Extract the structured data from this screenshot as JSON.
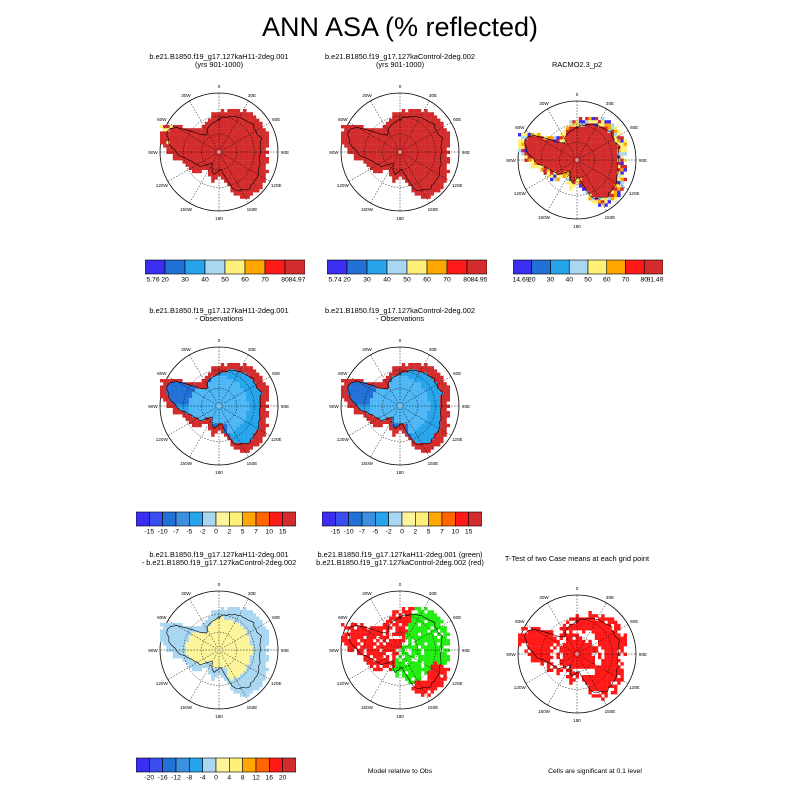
{
  "title": "ANN ASA (% reflected)",
  "colors": {
    "dark_red": "#d22c2c",
    "red": "#ff1a1a",
    "orange": "#ffa600",
    "yellow": "#fff07a",
    "pale_yellow": "#fdf59c",
    "light_blue": "#a9d6f0",
    "sky_blue": "#4fb7f5",
    "mid_blue": "#27a4ec",
    "blue": "#2171d6",
    "violet": "#3b2ef0",
    "green": "#22ee11",
    "coast": "#000000"
  },
  "icons": {
    "south_pole_marker": "cross-marker"
  },
  "panels": [
    {
      "id": "p1",
      "title": [
        "b.e21.B1850.f19_g17.127kaH11-2deg.001",
        "(yrs 901-1000)"
      ],
      "shelf": "dark_red",
      "interior": "dark_red",
      "margin": "dark_red",
      "peninsula": "edge_yellow"
    },
    {
      "id": "p2",
      "title": [
        "b.e21.B1850.f19_g17.127kaControl-2deg.002",
        "(yrs 901-1000)"
      ],
      "shelf": "dark_red",
      "interior": "dark_red",
      "margin": "dark_red",
      "peninsula": "dark_red"
    },
    {
      "id": "p3",
      "title": [
        "RACMO2.3_p2"
      ],
      "shelf": "dark_red",
      "interior": "dark_red",
      "margin": "ringed",
      "peninsula": "mixed"
    },
    {
      "id": "p4",
      "title": [
        "b.e21.B1850.f19_g17.127kaH11-2deg.001",
        "- Observations"
      ],
      "shelf": "dark_red",
      "interior": "sky_blue",
      "margin": "mid_blue",
      "peninsula": "blue"
    },
    {
      "id": "p5",
      "title": [
        "b.e21.B1850.f19_g17.127kaControl-2deg.002",
        "- Observations"
      ],
      "shelf": "dark_red",
      "interior": "sky_blue",
      "margin": "mid_blue",
      "peninsula": "blue"
    },
    {
      "id": "p7",
      "title": [
        "b.e21.B1850.f19_g17.127kaH11-2deg.001",
        "- b.e21.B1850.f19_g17.127kaControl-2deg.002"
      ],
      "shelf": "light_blue",
      "interior": "pale_yellow",
      "margin": "light_blue",
      "peninsula": "light_blue"
    },
    {
      "id": "p8",
      "title": [
        "b.e21.B1850.f19_g17.127kaH11-2deg.001 (green)",
        "b.e21.B1850.f19_g17.127kaControl-2deg.002 (red)"
      ],
      "shelf": "red_green",
      "interior": "green_red",
      "margin": "red_green",
      "peninsula": "red"
    },
    {
      "id": "p9",
      "title": [
        "T-Test of two Case means at each grid point"
      ],
      "shelf": "red_holes",
      "interior": "red_holes",
      "margin": "red_holes",
      "peninsula": "red"
    }
  ],
  "map_labels": {
    "0": "0",
    "30E": "30E",
    "60E": "60E",
    "90E": "90E",
    "120E": "120E",
    "150E": "150E",
    "180": "180",
    "150W": "150W",
    "120W": "120W",
    "90W": "90W",
    "60W": "60W",
    "30W": "30W"
  },
  "colorbars": [
    {
      "id": "cb1",
      "labels": [
        "5.76",
        "20",
        "30",
        "40",
        "50",
        "60",
        "70",
        "80",
        "84.97"
      ],
      "swatches": [
        "violet",
        "blue",
        "mid_blue",
        "light_blue",
        "yellow",
        "orange",
        "red",
        "dark_red"
      ]
    },
    {
      "id": "cb2",
      "labels": [
        "5.74",
        "20",
        "30",
        "40",
        "50",
        "60",
        "70",
        "80",
        "84.95"
      ],
      "swatches": [
        "violet",
        "blue",
        "mid_blue",
        "light_blue",
        "yellow",
        "orange",
        "red",
        "dark_red"
      ]
    },
    {
      "id": "cb3",
      "labels": [
        "14.69",
        "20",
        "30",
        "40",
        "50",
        "60",
        "70",
        "80",
        "91.49"
      ],
      "swatches": [
        "violet",
        "blue",
        "mid_blue",
        "light_blue",
        "yellow",
        "orange",
        "red",
        "dark_red"
      ]
    },
    {
      "id": "cb4",
      "labels": [
        "-15",
        "-10",
        "-7",
        "-5",
        "-2",
        "0",
        "2",
        "5",
        "7",
        "10",
        "15"
      ],
      "swatches": [
        "violet",
        "#3a4ef0",
        "blue",
        "#3d8fe0",
        "mid_blue",
        "light_blue",
        "pale_yellow",
        "yellow",
        "orange",
        "#ff6600",
        "red",
        "dark_red"
      ]
    },
    {
      "id": "cb5",
      "labels": [
        "-15",
        "-10",
        "-7",
        "-5",
        "-2",
        "0",
        "2",
        "5",
        "7",
        "10",
        "15"
      ],
      "swatches": [
        "violet",
        "#3a4ef0",
        "blue",
        "#3d8fe0",
        "mid_blue",
        "light_blue",
        "pale_yellow",
        "yellow",
        "orange",
        "#ff6600",
        "red",
        "dark_red"
      ]
    },
    {
      "id": "cb7",
      "labels": [
        "-20",
        "-16",
        "-12",
        "-8",
        "-4",
        "0",
        "4",
        "8",
        "12",
        "16",
        "20"
      ],
      "swatches": [
        "violet",
        "#3a4ef0",
        "blue",
        "#3d8fe0",
        "mid_blue",
        "light_blue",
        "pale_yellow",
        "yellow",
        "orange",
        "#ff6600",
        "red",
        "dark_red"
      ]
    }
  ],
  "notes": {
    "model_relative": "Model relative to Obs",
    "significance": "Cells are significant at 0.1 level"
  }
}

#####

**Task brief**
Reproduce every record above exactly, omitting the pictures.

**Reply to the exercise**
Extract the structured data from this screenshot as JSON.
{
  "title": "ANN ASA (% reflected)",
  "colors": {
    "dark_red": "#d22c2c",
    "red": "#ff1a1a",
    "orange": "#ffa600",
    "yellow": "#fff07a",
    "pale_yellow": "#fdf59c",
    "light_blue": "#a9d6f0",
    "sky_blue": "#4fb7f5",
    "mid_blue": "#27a4ec",
    "blue": "#2171d6",
    "violet": "#3b2ef0",
    "green": "#22ee11",
    "coast": "#000000"
  },
  "icons": {
    "south_pole_marker": "cross-marker"
  },
  "panels": [
    {
      "id": "p1",
      "title": [
        "b.e21.B1850.f19_g17.127kaH11-2deg.001",
        "(yrs 901-1000)"
      ],
      "shelf": "dark_red",
      "interior": "dark_red",
      "margin": "dark_red",
      "peninsula": "edge_yellow"
    },
    {
      "id": "p2",
      "title": [
        "b.e21.B1850.f19_g17.127kaControl-2deg.002",
        "(yrs 901-1000)"
      ],
      "shelf": "dark_red",
      "interior": "dark_red",
      "margin": "dark_red",
      "peninsula": "dark_red"
    },
    {
      "id": "p3",
      "title": [
        "RACMO2.3_p2"
      ],
      "shelf": "dark_red",
      "interior": "dark_red",
      "margin": "ringed",
      "peninsula": "mixed"
    },
    {
      "id": "p4",
      "title": [
        "b.e21.B1850.f19_g17.127kaH11-2deg.001",
        "- Observations"
      ],
      "shelf": "dark_red",
      "interior": "sky_blue",
      "margin": "mid_blue",
      "peninsula": "blue"
    },
    {
      "id": "p5",
      "title": [
        "b.e21.B1850.f19_g17.127kaControl-2deg.002",
        "- Observations"
      ],
      "shelf": "dark_red",
      "interior": "sky_blue",
      "margin": "mid_blue",
      "peninsula": "blue"
    },
    {
      "id": "p7",
      "title": [
        "b.e21.B1850.f19_g17.127kaH11-2deg.001",
        "- b.e21.B1850.f19_g17.127kaControl-2deg.002"
      ],
      "shelf": "light_blue",
      "interior": "pale_yellow",
      "margin": "light_blue",
      "peninsula": "light_blue"
    },
    {
      "id": "p8",
      "title": [
        "b.e21.B1850.f19_g17.127kaH11-2deg.001 (green)",
        "b.e21.B1850.f19_g17.127kaControl-2deg.002 (red)"
      ],
      "shelf": "red_green",
      "interior": "green_red",
      "margin": "red_green",
      "peninsula": "red"
    },
    {
      "id": "p9",
      "title": [
        "T-Test of two Case means at each grid point"
      ],
      "shelf": "red_holes",
      "interior": "red_holes",
      "margin": "red_holes",
      "peninsula": "red"
    }
  ],
  "map_labels": {
    "0": "0",
    "30E": "30E",
    "60E": "60E",
    "90E": "90E",
    "120E": "120E",
    "150E": "150E",
    "180": "180",
    "150W": "150W",
    "120W": "120W",
    "90W": "90W",
    "60W": "60W",
    "30W": "30W"
  },
  "colorbars": [
    {
      "id": "cb1",
      "labels": [
        "5.76",
        "20",
        "30",
        "40",
        "50",
        "60",
        "70",
        "80",
        "84.97"
      ],
      "swatches": [
        "violet",
        "blue",
        "mid_blue",
        "light_blue",
        "yellow",
        "orange",
        "red",
        "dark_red"
      ]
    },
    {
      "id": "cb2",
      "labels": [
        "5.74",
        "20",
        "30",
        "40",
        "50",
        "60",
        "70",
        "80",
        "84.95"
      ],
      "swatches": [
        "violet",
        "blue",
        "mid_blue",
        "light_blue",
        "yellow",
        "orange",
        "red",
        "dark_red"
      ]
    },
    {
      "id": "cb3",
      "labels": [
        "14.69",
        "20",
        "30",
        "40",
        "50",
        "60",
        "70",
        "80",
        "91.49"
      ],
      "swatches": [
        "violet",
        "blue",
        "mid_blue",
        "light_blue",
        "yellow",
        "orange",
        "red",
        "dark_red"
      ]
    },
    {
      "id": "cb4",
      "labels": [
        "-15",
        "-10",
        "-7",
        "-5",
        "-2",
        "0",
        "2",
        "5",
        "7",
        "10",
        "15"
      ],
      "swatches": [
        "violet",
        "#3a4ef0",
        "blue",
        "#3d8fe0",
        "mid_blue",
        "light_blue",
        "pale_yellow",
        "yellow",
        "orange",
        "#ff6600",
        "red",
        "dark_red"
      ]
    },
    {
      "id": "cb5",
      "labels": [
        "-15",
        "-10",
        "-7",
        "-5",
        "-2",
        "0",
        "2",
        "5",
        "7",
        "10",
        "15"
      ],
      "swatches": [
        "violet",
        "#3a4ef0",
        "blue",
        "#3d8fe0",
        "mid_blue",
        "light_blue",
        "pale_yellow",
        "yellow",
        "orange",
        "#ff6600",
        "red",
        "dark_red"
      ]
    },
    {
      "id": "cb7",
      "labels": [
        "-20",
        "-16",
        "-12",
        "-8",
        "-4",
        "0",
        "4",
        "8",
        "12",
        "16",
        "20"
      ],
      "swatches": [
        "violet",
        "#3a4ef0",
        "blue",
        "#3d8fe0",
        "mid_blue",
        "light_blue",
        "pale_yellow",
        "yellow",
        "orange",
        "#ff6600",
        "red",
        "dark_red"
      ]
    }
  ],
  "notes": {
    "model_relative": "Model relative to Obs",
    "significance": "Cells are significant at 0.1 level"
  }
}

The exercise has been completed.